>> Start Data to process

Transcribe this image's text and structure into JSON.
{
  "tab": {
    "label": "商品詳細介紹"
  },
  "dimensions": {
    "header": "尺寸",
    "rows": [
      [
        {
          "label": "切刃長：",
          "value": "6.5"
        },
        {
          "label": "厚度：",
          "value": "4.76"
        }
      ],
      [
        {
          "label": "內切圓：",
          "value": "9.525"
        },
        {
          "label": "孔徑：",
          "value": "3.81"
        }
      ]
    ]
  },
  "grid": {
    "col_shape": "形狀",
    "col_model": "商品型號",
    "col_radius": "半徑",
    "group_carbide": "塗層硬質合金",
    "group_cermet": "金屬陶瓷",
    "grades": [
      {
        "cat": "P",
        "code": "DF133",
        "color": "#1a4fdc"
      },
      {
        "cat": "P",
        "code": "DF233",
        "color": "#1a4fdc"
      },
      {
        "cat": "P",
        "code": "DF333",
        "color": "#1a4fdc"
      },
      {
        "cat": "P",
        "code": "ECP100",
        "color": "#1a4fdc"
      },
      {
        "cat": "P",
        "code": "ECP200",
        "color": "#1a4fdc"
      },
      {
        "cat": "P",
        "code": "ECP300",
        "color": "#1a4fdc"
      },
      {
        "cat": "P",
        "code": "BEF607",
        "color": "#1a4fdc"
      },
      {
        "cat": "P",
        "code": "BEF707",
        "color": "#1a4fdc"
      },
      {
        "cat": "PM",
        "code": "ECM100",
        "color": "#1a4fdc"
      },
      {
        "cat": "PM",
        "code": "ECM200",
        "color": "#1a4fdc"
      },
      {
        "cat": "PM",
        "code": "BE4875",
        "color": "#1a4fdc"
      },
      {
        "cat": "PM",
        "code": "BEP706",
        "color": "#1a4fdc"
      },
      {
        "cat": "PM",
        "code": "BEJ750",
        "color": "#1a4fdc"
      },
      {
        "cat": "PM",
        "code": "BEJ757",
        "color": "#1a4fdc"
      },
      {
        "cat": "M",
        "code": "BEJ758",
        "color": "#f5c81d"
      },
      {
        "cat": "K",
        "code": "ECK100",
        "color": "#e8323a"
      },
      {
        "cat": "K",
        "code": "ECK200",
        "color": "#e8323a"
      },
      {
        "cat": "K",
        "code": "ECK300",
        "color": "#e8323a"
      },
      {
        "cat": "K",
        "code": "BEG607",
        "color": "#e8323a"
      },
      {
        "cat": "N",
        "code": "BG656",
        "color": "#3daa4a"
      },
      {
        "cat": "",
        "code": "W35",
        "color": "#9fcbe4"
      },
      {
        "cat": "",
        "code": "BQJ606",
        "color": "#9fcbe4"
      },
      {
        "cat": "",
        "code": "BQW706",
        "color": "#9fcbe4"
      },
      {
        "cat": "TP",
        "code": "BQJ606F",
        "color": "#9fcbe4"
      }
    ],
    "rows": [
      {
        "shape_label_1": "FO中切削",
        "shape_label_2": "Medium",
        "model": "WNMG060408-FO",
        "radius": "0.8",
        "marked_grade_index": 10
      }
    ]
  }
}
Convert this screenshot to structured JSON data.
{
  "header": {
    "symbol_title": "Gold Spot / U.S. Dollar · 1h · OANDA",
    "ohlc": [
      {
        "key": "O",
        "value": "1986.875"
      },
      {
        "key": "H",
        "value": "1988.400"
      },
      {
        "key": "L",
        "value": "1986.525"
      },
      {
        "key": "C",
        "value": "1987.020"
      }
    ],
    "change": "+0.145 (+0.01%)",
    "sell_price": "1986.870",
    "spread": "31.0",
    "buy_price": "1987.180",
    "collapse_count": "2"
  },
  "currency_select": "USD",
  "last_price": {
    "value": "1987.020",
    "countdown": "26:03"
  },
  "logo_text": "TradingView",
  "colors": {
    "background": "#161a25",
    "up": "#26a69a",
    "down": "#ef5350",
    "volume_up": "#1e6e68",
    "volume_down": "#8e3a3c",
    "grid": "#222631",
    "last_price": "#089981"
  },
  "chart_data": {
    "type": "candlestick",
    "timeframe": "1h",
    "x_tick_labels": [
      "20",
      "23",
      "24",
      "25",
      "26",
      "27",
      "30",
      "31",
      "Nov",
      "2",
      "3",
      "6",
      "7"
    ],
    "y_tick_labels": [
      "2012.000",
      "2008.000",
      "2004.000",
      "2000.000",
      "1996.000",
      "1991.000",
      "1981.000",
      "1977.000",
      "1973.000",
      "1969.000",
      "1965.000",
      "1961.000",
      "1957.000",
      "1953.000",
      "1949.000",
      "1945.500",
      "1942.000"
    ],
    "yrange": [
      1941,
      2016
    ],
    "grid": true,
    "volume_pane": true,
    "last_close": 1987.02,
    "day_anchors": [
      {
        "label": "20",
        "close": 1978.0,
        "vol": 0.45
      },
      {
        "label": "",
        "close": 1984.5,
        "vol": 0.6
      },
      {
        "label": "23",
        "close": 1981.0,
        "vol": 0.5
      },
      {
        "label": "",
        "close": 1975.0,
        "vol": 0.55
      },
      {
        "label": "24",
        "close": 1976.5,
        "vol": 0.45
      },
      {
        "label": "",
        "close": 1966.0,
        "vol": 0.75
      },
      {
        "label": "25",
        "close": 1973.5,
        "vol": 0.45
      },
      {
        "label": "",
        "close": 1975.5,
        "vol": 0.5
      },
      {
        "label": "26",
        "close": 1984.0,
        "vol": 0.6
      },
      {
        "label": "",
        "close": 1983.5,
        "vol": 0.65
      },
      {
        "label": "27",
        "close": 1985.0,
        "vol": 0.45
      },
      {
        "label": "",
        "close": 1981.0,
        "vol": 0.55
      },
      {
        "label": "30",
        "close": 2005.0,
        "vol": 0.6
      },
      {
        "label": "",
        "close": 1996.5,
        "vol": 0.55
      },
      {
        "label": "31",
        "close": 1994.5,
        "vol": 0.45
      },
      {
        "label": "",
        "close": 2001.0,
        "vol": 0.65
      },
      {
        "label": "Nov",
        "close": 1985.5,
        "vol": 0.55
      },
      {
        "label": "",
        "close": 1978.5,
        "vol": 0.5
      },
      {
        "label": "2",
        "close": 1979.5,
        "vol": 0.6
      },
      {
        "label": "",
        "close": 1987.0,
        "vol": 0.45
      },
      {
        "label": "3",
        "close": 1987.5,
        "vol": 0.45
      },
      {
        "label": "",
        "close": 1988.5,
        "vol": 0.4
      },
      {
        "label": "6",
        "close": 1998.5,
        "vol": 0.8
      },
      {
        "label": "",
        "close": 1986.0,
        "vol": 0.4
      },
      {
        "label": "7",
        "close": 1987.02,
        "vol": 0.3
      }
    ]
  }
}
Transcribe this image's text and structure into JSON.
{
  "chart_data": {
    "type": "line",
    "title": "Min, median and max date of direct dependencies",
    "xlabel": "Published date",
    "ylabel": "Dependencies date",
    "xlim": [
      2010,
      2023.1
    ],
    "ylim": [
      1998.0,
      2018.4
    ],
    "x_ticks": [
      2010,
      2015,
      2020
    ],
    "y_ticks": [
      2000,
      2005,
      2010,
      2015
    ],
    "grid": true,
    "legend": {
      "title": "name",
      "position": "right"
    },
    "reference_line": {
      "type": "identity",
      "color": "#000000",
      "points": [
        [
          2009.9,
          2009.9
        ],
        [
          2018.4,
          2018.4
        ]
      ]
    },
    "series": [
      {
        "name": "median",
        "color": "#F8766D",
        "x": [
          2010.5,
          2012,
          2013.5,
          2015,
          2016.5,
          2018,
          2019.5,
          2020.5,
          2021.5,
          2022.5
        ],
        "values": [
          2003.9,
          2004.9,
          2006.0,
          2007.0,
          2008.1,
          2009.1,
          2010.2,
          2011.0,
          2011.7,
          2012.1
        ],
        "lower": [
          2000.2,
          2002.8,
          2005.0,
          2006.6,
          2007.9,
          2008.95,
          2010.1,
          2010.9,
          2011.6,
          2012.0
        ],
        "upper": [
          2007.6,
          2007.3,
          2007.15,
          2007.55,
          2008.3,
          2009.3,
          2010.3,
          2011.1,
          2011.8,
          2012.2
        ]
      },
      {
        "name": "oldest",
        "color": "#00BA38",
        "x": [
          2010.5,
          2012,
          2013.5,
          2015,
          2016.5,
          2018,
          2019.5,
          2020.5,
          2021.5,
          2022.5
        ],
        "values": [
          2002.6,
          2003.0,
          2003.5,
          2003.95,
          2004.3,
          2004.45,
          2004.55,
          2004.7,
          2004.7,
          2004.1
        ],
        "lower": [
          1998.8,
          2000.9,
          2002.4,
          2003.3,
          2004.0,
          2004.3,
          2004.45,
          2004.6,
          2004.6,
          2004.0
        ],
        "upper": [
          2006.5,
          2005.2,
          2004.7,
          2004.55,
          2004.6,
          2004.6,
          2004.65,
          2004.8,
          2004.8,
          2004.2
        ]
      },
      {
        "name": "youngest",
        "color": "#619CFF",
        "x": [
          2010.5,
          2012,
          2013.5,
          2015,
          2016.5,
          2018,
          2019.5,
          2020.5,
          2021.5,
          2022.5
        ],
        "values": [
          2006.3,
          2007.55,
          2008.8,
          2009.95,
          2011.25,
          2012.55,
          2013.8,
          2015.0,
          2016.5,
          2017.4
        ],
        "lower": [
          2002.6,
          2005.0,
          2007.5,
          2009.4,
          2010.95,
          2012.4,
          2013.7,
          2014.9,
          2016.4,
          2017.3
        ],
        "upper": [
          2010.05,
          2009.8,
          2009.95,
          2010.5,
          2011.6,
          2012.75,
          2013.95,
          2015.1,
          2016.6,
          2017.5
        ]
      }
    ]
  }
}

>> End Data to process

# Directive
Using the entries above, return each line that includes the word "grid".

# Finished exercise
  "grid": {
    "grid": "#222631",
    "grid": true,
    "grid": true,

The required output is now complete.